**Task statement**.
Drop every picture and give the entries back exactly.

Source records

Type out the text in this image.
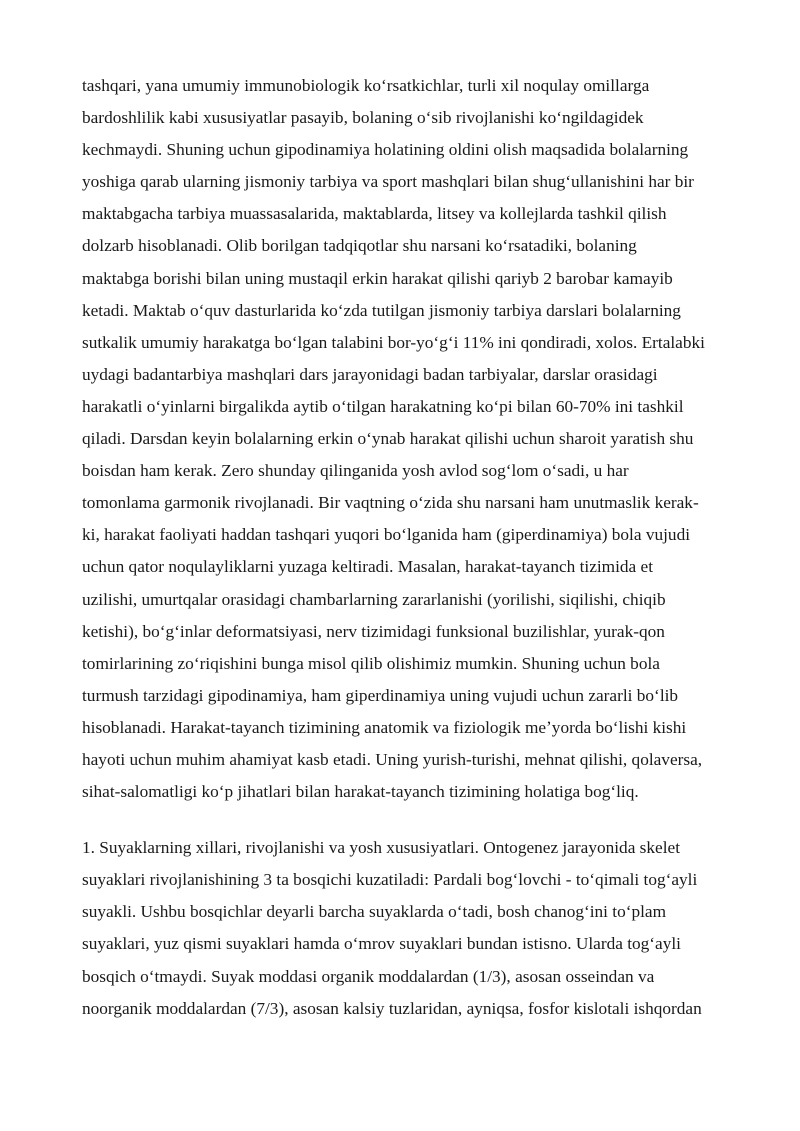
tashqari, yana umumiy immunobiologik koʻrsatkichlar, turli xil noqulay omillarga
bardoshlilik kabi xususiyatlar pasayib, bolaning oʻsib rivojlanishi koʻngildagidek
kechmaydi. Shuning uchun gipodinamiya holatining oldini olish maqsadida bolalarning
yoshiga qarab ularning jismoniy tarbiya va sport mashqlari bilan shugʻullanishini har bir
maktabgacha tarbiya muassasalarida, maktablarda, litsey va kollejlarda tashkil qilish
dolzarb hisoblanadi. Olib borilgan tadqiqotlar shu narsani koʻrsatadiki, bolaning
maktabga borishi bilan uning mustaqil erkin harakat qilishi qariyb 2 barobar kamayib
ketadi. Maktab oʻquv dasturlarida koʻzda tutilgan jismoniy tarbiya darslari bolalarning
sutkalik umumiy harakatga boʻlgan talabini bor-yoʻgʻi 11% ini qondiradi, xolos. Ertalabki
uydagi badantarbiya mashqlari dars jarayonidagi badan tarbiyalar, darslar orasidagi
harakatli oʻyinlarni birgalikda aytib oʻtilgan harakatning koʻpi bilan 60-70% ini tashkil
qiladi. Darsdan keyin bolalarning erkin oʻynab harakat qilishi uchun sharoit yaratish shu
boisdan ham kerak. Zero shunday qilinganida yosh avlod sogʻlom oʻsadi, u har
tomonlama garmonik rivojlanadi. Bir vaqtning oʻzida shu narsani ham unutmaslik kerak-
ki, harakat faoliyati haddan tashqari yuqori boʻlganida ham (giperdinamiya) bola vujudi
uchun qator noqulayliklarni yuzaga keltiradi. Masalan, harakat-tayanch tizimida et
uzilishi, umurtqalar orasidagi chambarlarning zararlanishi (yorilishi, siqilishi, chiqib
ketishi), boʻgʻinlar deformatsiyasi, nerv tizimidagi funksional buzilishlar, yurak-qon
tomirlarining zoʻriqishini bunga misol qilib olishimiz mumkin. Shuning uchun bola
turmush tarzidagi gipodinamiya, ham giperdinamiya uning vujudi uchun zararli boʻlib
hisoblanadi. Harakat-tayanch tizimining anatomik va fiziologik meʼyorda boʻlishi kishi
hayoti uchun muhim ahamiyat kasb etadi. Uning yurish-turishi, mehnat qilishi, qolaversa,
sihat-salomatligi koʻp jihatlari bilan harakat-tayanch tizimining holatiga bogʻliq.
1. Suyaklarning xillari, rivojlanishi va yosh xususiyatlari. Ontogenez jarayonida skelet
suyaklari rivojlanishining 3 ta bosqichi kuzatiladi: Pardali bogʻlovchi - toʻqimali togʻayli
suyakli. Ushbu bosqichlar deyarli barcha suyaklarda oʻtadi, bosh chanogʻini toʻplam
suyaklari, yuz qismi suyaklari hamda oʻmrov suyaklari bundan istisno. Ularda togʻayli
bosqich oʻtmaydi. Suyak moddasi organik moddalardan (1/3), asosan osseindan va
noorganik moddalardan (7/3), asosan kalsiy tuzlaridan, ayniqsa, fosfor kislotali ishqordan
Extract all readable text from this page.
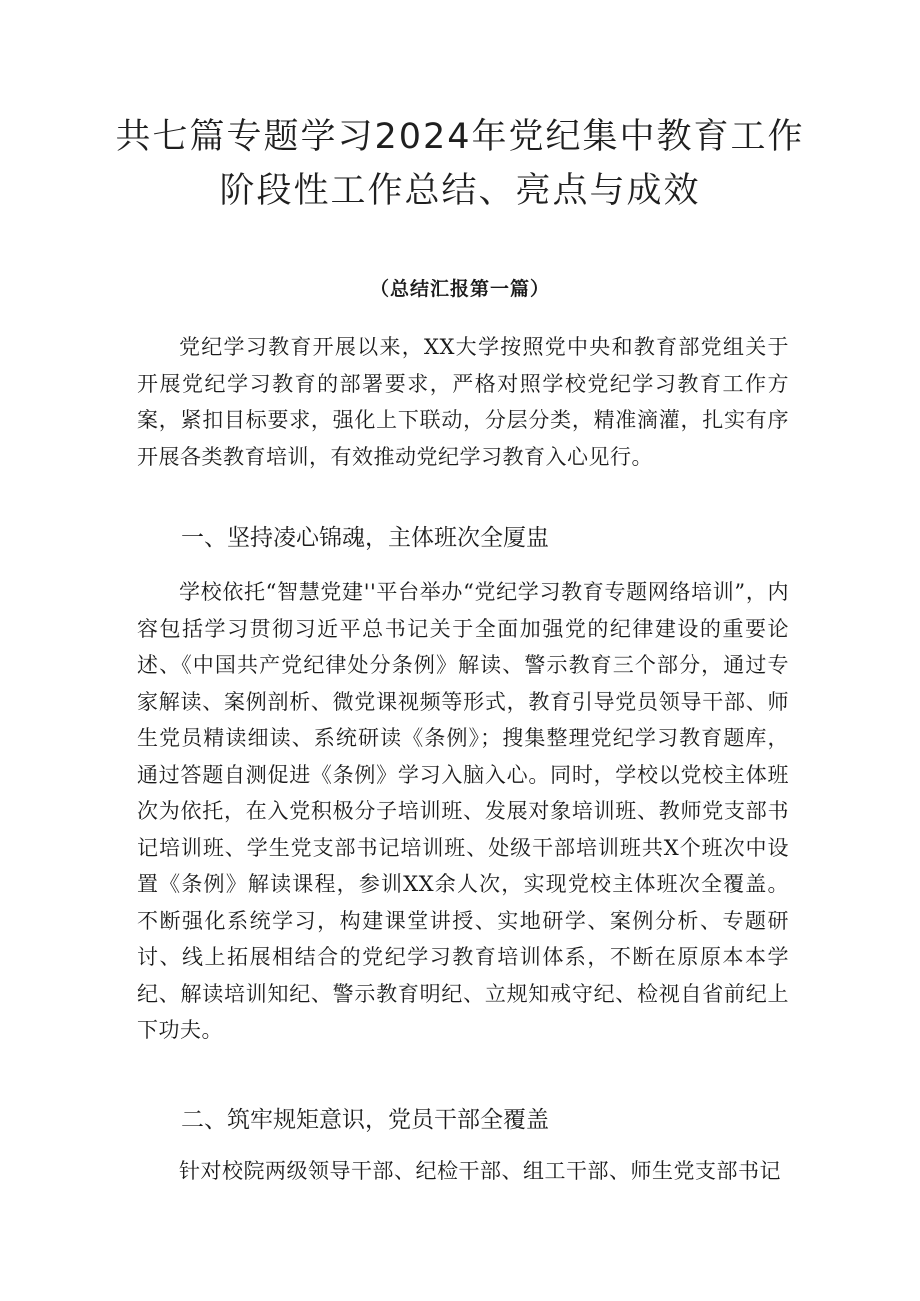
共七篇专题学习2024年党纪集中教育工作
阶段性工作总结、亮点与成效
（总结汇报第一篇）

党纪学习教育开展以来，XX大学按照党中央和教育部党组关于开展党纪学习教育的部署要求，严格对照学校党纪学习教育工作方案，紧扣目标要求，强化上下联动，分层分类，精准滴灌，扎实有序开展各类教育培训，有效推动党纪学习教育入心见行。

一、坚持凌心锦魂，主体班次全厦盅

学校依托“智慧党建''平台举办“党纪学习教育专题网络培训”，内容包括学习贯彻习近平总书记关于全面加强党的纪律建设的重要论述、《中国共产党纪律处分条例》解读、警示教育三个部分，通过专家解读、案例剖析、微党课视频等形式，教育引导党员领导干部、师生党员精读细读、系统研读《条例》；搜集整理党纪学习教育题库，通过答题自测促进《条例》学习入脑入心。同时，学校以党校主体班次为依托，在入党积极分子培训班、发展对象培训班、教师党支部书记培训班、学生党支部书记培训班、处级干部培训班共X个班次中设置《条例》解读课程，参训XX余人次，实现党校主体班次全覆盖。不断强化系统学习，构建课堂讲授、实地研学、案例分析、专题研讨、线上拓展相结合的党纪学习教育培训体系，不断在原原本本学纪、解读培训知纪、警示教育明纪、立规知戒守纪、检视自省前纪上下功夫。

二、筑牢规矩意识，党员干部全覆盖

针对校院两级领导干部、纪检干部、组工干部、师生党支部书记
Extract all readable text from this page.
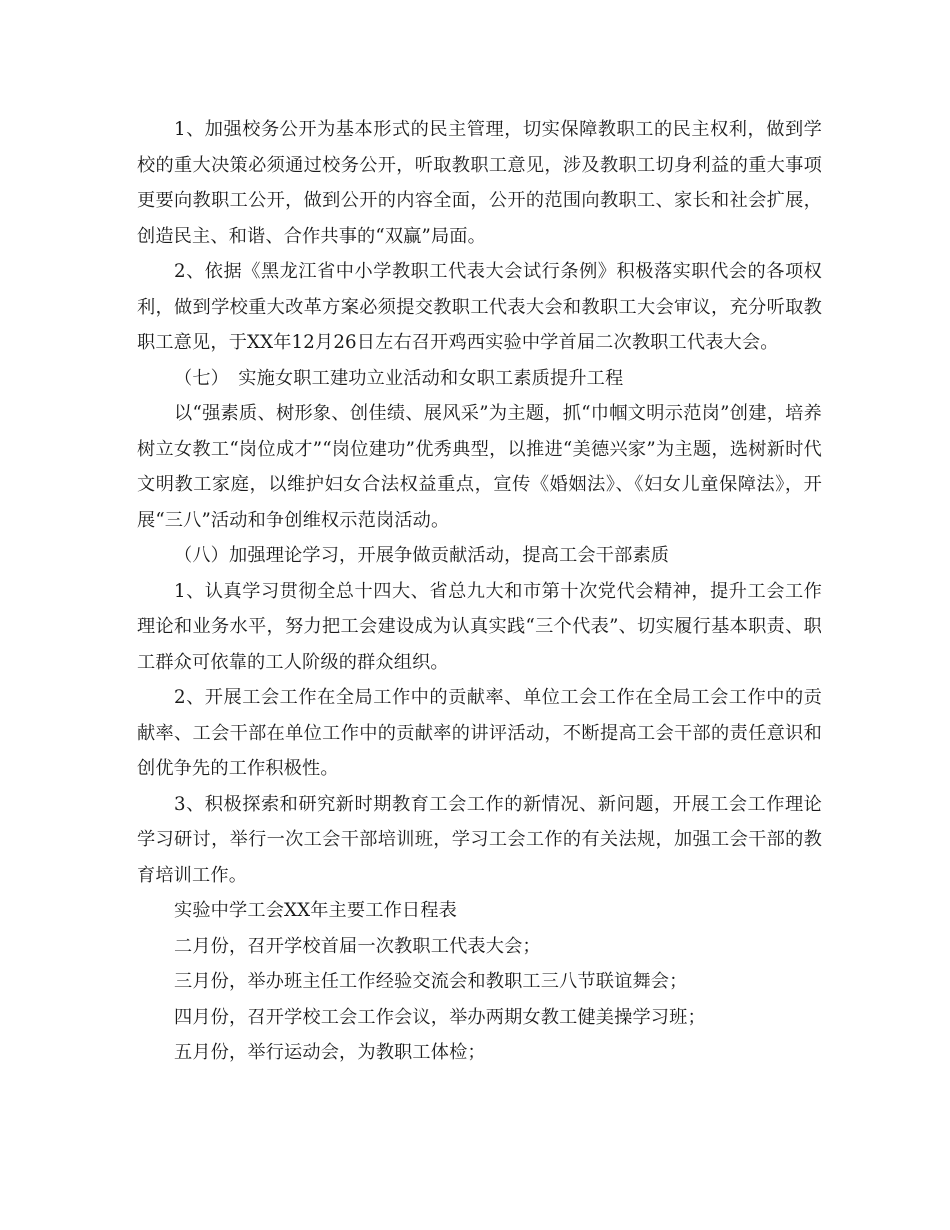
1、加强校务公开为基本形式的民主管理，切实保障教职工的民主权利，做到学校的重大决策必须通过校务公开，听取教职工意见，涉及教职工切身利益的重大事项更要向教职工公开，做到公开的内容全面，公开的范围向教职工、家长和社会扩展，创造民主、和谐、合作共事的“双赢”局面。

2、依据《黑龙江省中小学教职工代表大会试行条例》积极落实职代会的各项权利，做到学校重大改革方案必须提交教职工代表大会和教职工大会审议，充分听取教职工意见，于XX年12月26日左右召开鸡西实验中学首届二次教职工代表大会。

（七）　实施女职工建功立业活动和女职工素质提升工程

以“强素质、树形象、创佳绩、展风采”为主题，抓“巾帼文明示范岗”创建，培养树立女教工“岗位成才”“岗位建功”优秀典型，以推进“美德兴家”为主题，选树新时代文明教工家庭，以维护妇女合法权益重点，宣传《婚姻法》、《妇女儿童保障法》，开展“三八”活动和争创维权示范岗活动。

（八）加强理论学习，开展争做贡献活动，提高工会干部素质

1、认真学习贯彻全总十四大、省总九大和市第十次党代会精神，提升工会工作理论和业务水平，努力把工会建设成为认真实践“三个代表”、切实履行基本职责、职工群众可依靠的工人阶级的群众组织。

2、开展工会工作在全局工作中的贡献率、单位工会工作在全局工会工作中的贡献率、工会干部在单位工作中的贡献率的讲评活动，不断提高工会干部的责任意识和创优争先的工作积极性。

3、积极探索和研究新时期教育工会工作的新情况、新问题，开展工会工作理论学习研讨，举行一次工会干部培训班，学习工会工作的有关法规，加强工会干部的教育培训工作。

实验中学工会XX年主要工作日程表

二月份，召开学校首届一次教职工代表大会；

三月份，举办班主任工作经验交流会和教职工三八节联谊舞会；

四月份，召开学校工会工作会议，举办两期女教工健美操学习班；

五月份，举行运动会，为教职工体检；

**Answer for the task**.
Type out the text in this image.
tashqari, yana umumiy immunobiologik koʻrsatkichlar, turli xil noqulay omillarga
bardoshlilik kabi xususiyatlar pasayib, bolaning oʻsib rivojlanishi koʻngildagidek
kechmaydi. Shuning uchun gipodinamiya holatining oldini olish maqsadida bolalarning
yoshiga qarab ularning jismoniy tarbiya va sport mashqlari bilan shugʻullanishini har bir
maktabgacha tarbiya muassasalarida, maktablarda, litsey va kollejlarda tashkil qilish
dolzarb hisoblanadi. Olib borilgan tadqiqotlar shu narsani koʻrsatadiki, bolaning
maktabga borishi bilan uning mustaqil erkin harakat qilishi qariyb 2 barobar kamayib
ketadi. Maktab oʻquv dasturlarida koʻzda tutilgan jismoniy tarbiya darslari bolalarning
sutkalik umumiy harakatga boʻlgan talabini bor-yoʻgʻi 11% ini qondiradi, xolos. Ertalabki
uydagi badantarbiya mashqlari dars jarayonidagi badan tarbiyalar, darslar orasidagi
harakatli oʻyinlarni birgalikda aytib oʻtilgan harakatning koʻpi bilan 60-70% ini tashkil
qiladi. Darsdan keyin bolalarning erkin oʻynab harakat qilishi uchun sharoit yaratish shu
boisdan ham kerak. Zero shunday qilinganida yosh avlod sogʻlom oʻsadi, u har
tomonlama garmonik rivojlanadi. Bir vaqtning oʻzida shu narsani ham unutmaslik kerak-
ki, harakat faoliyati haddan tashqari yuqori boʻlganida ham (giperdinamiya) bola vujudi
uchun qator noqulayliklarni yuzaga keltiradi. Masalan, harakat-tayanch tizimida et
uzilishi, umurtqalar orasidagi chambarlarning zararlanishi (yorilishi, siqilishi, chiqib
ketishi), boʻgʻinlar deformatsiyasi, nerv tizimidagi funksional buzilishlar, yurak-qon
tomirlarining zoʻriqishini bunga misol qilib olishimiz mumkin. Shuning uchun bola
turmush tarzidagi gipodinamiya, ham giperdinamiya uning vujudi uchun zararli boʻlib
hisoblanadi. Harakat-tayanch tizimining anatomik va fiziologik meʼyorda boʻlishi kishi
hayoti uchun muhim ahamiyat kasb etadi. Uning yurish-turishi, mehnat qilishi, qolaversa,
sihat-salomatligi koʻp jihatlari bilan harakat-tayanch tizimining holatiga bogʻliq.
1. Suyaklarning xillari, rivojlanishi va yosh xususiyatlari. Ontogenez jarayonida skelet
suyaklari rivojlanishining 3 ta bosqichi kuzatiladi: Pardali bogʻlovchi - toʻqimali togʻayli
suyakli. Ushbu bosqichlar deyarli barcha suyaklarda oʻtadi, bosh chanogʻini toʻplam
suyaklari, yuz qismi suyaklari hamda oʻmrov suyaklari bundan istisno. Ularda togʻayli
bosqich oʻtmaydi. Suyak moddasi organik moddalardan (1/3), asosan osseindan va
noorganik moddalardan (7/3), asosan kalsiy tuzlaridan, ayniqsa, fosfor kislotali ishqordan
Extract all readable text from this page.
共七篇专题学习2024年党纪集中教育工作
阶段性工作总结、亮点与成效
（总结汇报第一篇）

党纪学习教育开展以来，XX大学按照党中央和教育部党组关于开展党纪学习教育的部署要求，严格对照学校党纪学习教育工作方案，紧扣目标要求，强化上下联动，分层分类，精准滴灌，扎实有序开展各类教育培训，有效推动党纪学习教育入心见行。

一、坚持凌心锦魂，主体班次全厦盅

学校依托“智慧党建''平台举办“党纪学习教育专题网络培训”，内容包括学习贯彻习近平总书记关于全面加强党的纪律建设的重要论述、《中国共产党纪律处分条例》解读、警示教育三个部分，通过专家解读、案例剖析、微党课视频等形式，教育引导党员领导干部、师生党员精读细读、系统研读《条例》；搜集整理党纪学习教育题库，通过答题自测促进《条例》学习入脑入心。同时，学校以党校主体班次为依托，在入党积极分子培训班、发展对象培训班、教师党支部书记培训班、学生党支部书记培训班、处级干部培训班共X个班次中设置《条例》解读课程，参训XX余人次，实现党校主体班次全覆盖。不断强化系统学习，构建课堂讲授、实地研学、案例分析、专题研讨、线上拓展相结合的党纪学习教育培训体系，不断在原原本本学纪、解读培训知纪、警示教育明纪、立规知戒守纪、检视自省前纪上下功夫。

二、筑牢规矩意识，党员干部全覆盖

针对校院两级领导干部、纪检干部、组工干部、师生党支部书记
Extract all readable text from this page.
1、加强校务公开为基本形式的民主管理，切实保障教职工的民主权利，做到学校的重大决策必须通过校务公开，听取教职工意见，涉及教职工切身利益的重大事项更要向教职工公开，做到公开的内容全面，公开的范围向教职工、家长和社会扩展，创造民主、和谐、合作共事的“双赢”局面。

2、依据《黑龙江省中小学教职工代表大会试行条例》积极落实职代会的各项权利，做到学校重大改革方案必须提交教职工代表大会和教职工大会审议，充分听取教职工意见，于XX年12月26日左右召开鸡西实验中学首届二次教职工代表大会。

（七）　实施女职工建功立业活动和女职工素质提升工程

以“强素质、树形象、创佳绩、展风采”为主题，抓“巾帼文明示范岗”创建，培养树立女教工“岗位成才”“岗位建功”优秀典型，以推进“美德兴家”为主题，选树新时代文明教工家庭，以维护妇女合法权益重点，宣传《婚姻法》、《妇女儿童保障法》，开展“三八”活动和争创维权示范岗活动。

（八）加强理论学习，开展争做贡献活动，提高工会干部素质

1、认真学习贯彻全总十四大、省总九大和市第十次党代会精神，提升工会工作理论和业务水平，努力把工会建设成为认真实践“三个代表”、切实履行基本职责、职工群众可依靠的工人阶级的群众组织。

2、开展工会工作在全局工作中的贡献率、单位工会工作在全局工会工作中的贡献率、工会干部在单位工作中的贡献率的讲评活动，不断提高工会干部的责任意识和创优争先的工作积极性。

3、积极探索和研究新时期教育工会工作的新情况、新问题，开展工会工作理论学习研讨，举行一次工会干部培训班，学习工会工作的有关法规，加强工会干部的教育培训工作。

实验中学工会XX年主要工作日程表

二月份，召开学校首届一次教职工代表大会；

三月份，举办班主任工作经验交流会和教职工三八节联谊舞会；

四月份，召开学校工会工作会议，举办两期女教工健美操学习班；

五月份，举行运动会，为教职工体检；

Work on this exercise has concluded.